THE DATA:

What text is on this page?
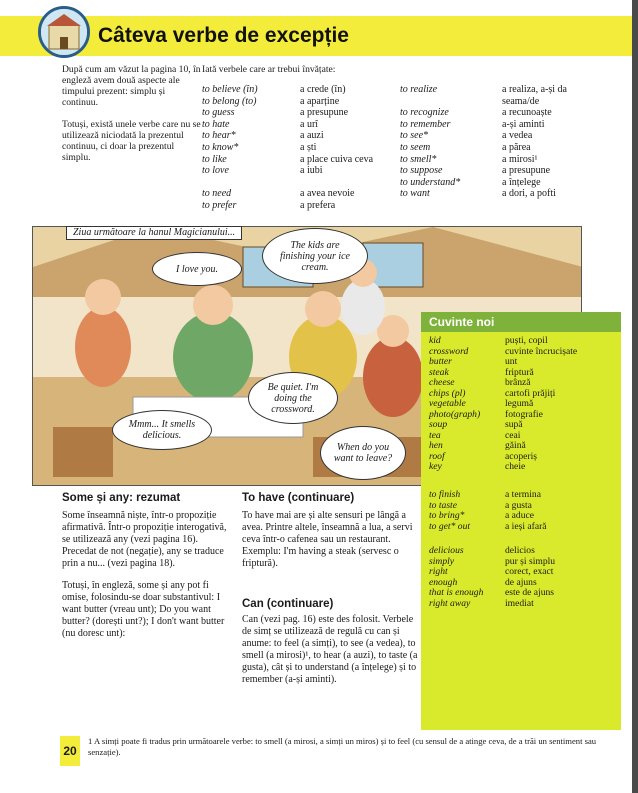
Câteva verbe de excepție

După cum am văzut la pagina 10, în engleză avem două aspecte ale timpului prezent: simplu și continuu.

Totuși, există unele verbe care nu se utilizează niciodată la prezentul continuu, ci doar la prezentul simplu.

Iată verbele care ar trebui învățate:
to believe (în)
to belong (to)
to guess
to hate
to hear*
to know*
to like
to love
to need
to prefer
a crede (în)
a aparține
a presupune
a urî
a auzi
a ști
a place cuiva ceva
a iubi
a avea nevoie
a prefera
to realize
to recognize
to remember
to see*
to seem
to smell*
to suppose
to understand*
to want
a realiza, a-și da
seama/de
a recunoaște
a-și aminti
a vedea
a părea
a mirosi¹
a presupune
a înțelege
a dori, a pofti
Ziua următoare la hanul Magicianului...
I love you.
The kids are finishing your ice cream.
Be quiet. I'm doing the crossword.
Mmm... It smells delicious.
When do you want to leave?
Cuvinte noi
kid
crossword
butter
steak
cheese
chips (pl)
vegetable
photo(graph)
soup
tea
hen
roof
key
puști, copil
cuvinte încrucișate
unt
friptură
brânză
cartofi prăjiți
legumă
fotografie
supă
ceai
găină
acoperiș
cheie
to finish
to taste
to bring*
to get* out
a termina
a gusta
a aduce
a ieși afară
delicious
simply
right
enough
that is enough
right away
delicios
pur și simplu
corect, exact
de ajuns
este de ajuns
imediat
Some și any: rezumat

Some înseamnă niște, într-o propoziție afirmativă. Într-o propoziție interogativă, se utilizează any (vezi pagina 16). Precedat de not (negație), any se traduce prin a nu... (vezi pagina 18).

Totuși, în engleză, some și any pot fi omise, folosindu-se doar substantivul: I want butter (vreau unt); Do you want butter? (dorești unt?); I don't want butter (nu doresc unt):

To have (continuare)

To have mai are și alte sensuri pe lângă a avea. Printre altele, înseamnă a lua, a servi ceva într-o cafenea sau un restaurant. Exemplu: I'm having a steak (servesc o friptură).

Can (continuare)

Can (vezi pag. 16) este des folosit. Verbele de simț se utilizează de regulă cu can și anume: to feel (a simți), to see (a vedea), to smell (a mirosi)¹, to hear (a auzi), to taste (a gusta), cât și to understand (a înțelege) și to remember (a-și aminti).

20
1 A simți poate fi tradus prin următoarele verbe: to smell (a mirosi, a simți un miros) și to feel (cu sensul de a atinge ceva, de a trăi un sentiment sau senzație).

GIVEN REQUEST: Quote the listing above in full, except for the pictures.

WRITTEN ANSWER:
What text is on this page?
Câteva verbe de excepție

După cum am văzut la pagina 10, în engleză avem două aspecte ale timpului prezent: simplu și continuu.

Totuși, există unele verbe care nu se utilizează niciodată la prezentul continuu, ci doar la prezentul simplu.

Iată verbele care ar trebui învățate:
to believe (în)
to belong (to)
to guess
to hate
to hear*
to know*
to like
to love
to need
to prefer
a crede (în)
a aparține
a presupune
a urî
a auzi
a ști
a place cuiva ceva
a iubi
a avea nevoie
a prefera
to realize
to recognize
to remember
to see*
to seem
to smell*
to suppose
to understand*
to want
a realiza, a-și da
seama/de
a recunoaște
a-și aminti
a vedea
a părea
a mirosi¹
a presupune
a înțelege
a dori, a pofti
Ziua următoare la hanul Magicianului...
I love you.
The kids are finishing your ice cream.
Be quiet. I'm doing the crossword.
Mmm... It smells delicious.
When do you want to leave?
Cuvinte noi
kid
crossword
butter
steak
cheese
chips (pl)
vegetable
photo(graph)
soup
tea
hen
roof
key
puști, copil
cuvinte încrucișate
unt
friptură
brânză
cartofi prăjiți
legumă
fotografie
supă
ceai
găină
acoperiș
cheie
to finish
to taste
to bring*
to get* out
a termina
a gusta
a aduce
a ieși afară
delicious
simply
right
enough
that is enough
right away
delicios
pur și simplu
corect, exact
de ajuns
este de ajuns
imediat
Some și any: rezumat

Some înseamnă niște, într-o propoziție afirmativă. Într-o propoziție interogativă, se utilizează any (vezi pagina 16). Precedat de not (negație), any se traduce prin a nu... (vezi pagina 18).

Totuși, în engleză, some și any pot fi omise, folosindu-se doar substantivul: I want butter (vreau unt); Do you want butter? (dorești unt?); I don't want butter (nu doresc unt):

To have (continuare)

To have mai are și alte sensuri pe lângă a avea. Printre altele, înseamnă a lua, a servi ceva într-o cafenea sau un restaurant. Exemplu: I'm having a steak (servesc o friptură).

Can (continuare)

Can (vezi pag. 16) este des folosit. Verbele de simț se utilizează de regulă cu can și anume: to feel (a simți), to see (a vedea), to smell (a mirosi)¹, to hear (a auzi), to taste (a gusta), cât și to understand (a înțelege) și to remember (a-și aminti).

20
1 A simți poate fi tradus prin următoarele verbe: to smell (a mirosi, a simți un miros) și to feel (cu sensul de a atinge ceva, de a trăi un sentiment sau senzație).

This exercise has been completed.